● **Written exercise**
Transcribe every line, keeping it exact.

=-=-=-=-=

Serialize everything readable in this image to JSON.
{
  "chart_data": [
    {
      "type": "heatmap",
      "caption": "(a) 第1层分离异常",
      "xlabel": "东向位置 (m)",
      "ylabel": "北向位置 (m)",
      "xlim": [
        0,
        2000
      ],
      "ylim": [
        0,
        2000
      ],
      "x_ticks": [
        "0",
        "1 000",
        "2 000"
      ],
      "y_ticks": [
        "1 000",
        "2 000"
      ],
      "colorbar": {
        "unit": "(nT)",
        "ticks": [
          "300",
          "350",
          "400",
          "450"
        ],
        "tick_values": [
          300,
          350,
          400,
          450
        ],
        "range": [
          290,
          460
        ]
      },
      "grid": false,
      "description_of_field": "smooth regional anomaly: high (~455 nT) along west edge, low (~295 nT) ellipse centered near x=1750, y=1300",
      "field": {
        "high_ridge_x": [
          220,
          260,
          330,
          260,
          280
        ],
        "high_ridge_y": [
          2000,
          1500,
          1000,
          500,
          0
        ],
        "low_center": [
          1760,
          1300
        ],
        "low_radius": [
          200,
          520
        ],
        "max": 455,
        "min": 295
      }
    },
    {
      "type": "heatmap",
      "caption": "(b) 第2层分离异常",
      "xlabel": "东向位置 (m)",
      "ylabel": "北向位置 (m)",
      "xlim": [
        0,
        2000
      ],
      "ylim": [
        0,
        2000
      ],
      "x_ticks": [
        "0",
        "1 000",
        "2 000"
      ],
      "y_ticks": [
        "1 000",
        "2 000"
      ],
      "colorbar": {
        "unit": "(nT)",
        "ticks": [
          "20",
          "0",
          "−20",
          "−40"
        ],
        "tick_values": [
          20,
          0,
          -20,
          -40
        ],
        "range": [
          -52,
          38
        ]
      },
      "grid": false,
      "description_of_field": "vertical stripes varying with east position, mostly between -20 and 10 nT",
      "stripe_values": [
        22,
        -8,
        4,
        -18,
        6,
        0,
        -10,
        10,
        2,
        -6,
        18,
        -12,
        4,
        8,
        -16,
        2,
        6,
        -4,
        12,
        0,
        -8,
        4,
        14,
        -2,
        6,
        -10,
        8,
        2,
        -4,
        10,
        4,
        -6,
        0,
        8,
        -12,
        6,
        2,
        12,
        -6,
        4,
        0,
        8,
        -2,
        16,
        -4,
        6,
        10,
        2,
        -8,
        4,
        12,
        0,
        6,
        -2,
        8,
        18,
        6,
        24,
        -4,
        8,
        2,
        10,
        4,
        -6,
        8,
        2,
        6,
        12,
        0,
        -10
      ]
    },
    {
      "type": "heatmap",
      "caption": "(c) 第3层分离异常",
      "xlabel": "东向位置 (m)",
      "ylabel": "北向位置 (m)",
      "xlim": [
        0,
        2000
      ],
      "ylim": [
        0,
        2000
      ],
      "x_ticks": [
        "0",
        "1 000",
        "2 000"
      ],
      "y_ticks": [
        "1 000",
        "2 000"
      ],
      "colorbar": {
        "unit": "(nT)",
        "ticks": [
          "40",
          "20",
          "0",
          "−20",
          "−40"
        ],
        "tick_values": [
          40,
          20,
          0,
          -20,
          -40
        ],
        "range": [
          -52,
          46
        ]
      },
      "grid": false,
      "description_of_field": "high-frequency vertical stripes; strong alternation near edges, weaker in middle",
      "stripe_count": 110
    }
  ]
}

=-=-=-=-=

● **The completed task**
Serialize everything readable in this image to JSON.
{
  "chart_data": [
    {
      "type": "heatmap",
      "caption": "(a) 第1层分离异常",
      "xlabel": "东向位置 (m)",
      "ylabel": "北向位置 (m)",
      "xlim": [
        0,
        2000
      ],
      "ylim": [
        0,
        2000
      ],
      "x_ticks": [
        "0",
        "1 000",
        "2 000"
      ],
      "y_ticks": [
        "1 000",
        "2 000"
      ],
      "colorbar": {
        "unit": "(nT)",
        "ticks": [
          "300",
          "350",
          "400",
          "450"
        ],
        "tick_values": [
          300,
          350,
          400,
          450
        ],
        "range": [
          290,
          460
        ]
      },
      "grid": false,
      "description_of_field": "smooth regional anomaly: high (~455 nT) along west edge, low (~295 nT) ellipse centered near x=1750, y=1300",
      "field": {
        "high_ridge_x": [
          220,
          260,
          330,
          260,
          280
        ],
        "high_ridge_y": [
          2000,
          1500,
          1000,
          500,
          0
        ],
        "low_center": [
          1760,
          1300
        ],
        "low_radius": [
          200,
          520
        ],
        "max": 455,
        "min": 295
      }
    },
    {
      "type": "heatmap",
      "caption": "(b) 第2层分离异常",
      "xlabel": "东向位置 (m)",
      "ylabel": "北向位置 (m)",
      "xlim": [
        0,
        2000
      ],
      "ylim": [
        0,
        2000
      ],
      "x_ticks": [
        "0",
        "1 000",
        "2 000"
      ],
      "y_ticks": [
        "1 000",
        "2 000"
      ],
      "colorbar": {
        "unit": "(nT)",
        "ticks": [
          "20",
          "0",
          "−20",
          "−40"
        ],
        "tick_values": [
          20,
          0,
          -20,
          -40
        ],
        "range": [
          -52,
          38
        ]
      },
      "grid": false,
      "description_of_field": "vertical stripes varying with east position, mostly between -20 and 10 nT",
      "stripe_values": [
        22,
        -8,
        4,
        -18,
        6,
        0,
        -10,
        10,
        2,
        -6,
        18,
        -12,
        4,
        8,
        -16,
        2,
        6,
        -4,
        12,
        0,
        -8,
        4,
        14,
        -2,
        6,
        -10,
        8,
        2,
        -4,
        10,
        4,
        -6,
        0,
        8,
        -12,
        6,
        2,
        12,
        -6,
        4,
        0,
        8,
        -2,
        16,
        -4,
        6,
        10,
        2,
        -8,
        4,
        12,
        0,
        6,
        -2,
        8,
        18,
        6,
        24,
        -4,
        8,
        2,
        10,
        4,
        -6,
        8,
        2,
        6,
        12,
        0,
        -10
      ]
    },
    {
      "type": "heatmap",
      "caption": "(c) 第3层分离异常",
      "xlabel": "东向位置 (m)",
      "ylabel": "北向位置 (m)",
      "xlim": [
        0,
        2000
      ],
      "ylim": [
        0,
        2000
      ],
      "x_ticks": [
        "0",
        "1 000",
        "2 000"
      ],
      "y_ticks": [
        "1 000",
        "2 000"
      ],
      "colorbar": {
        "unit": "(nT)",
        "ticks": [
          "40",
          "20",
          "0",
          "−20",
          "−40"
        ],
        "tick_values": [
          40,
          20,
          0,
          -20,
          -40
        ],
        "range": [
          -52,
          46
        ]
      },
      "grid": false,
      "description_of_field": "high-frequency vertical stripes; strong alternation near edges, weaker in middle",
      "stripe_count": 110
    }
  ]
}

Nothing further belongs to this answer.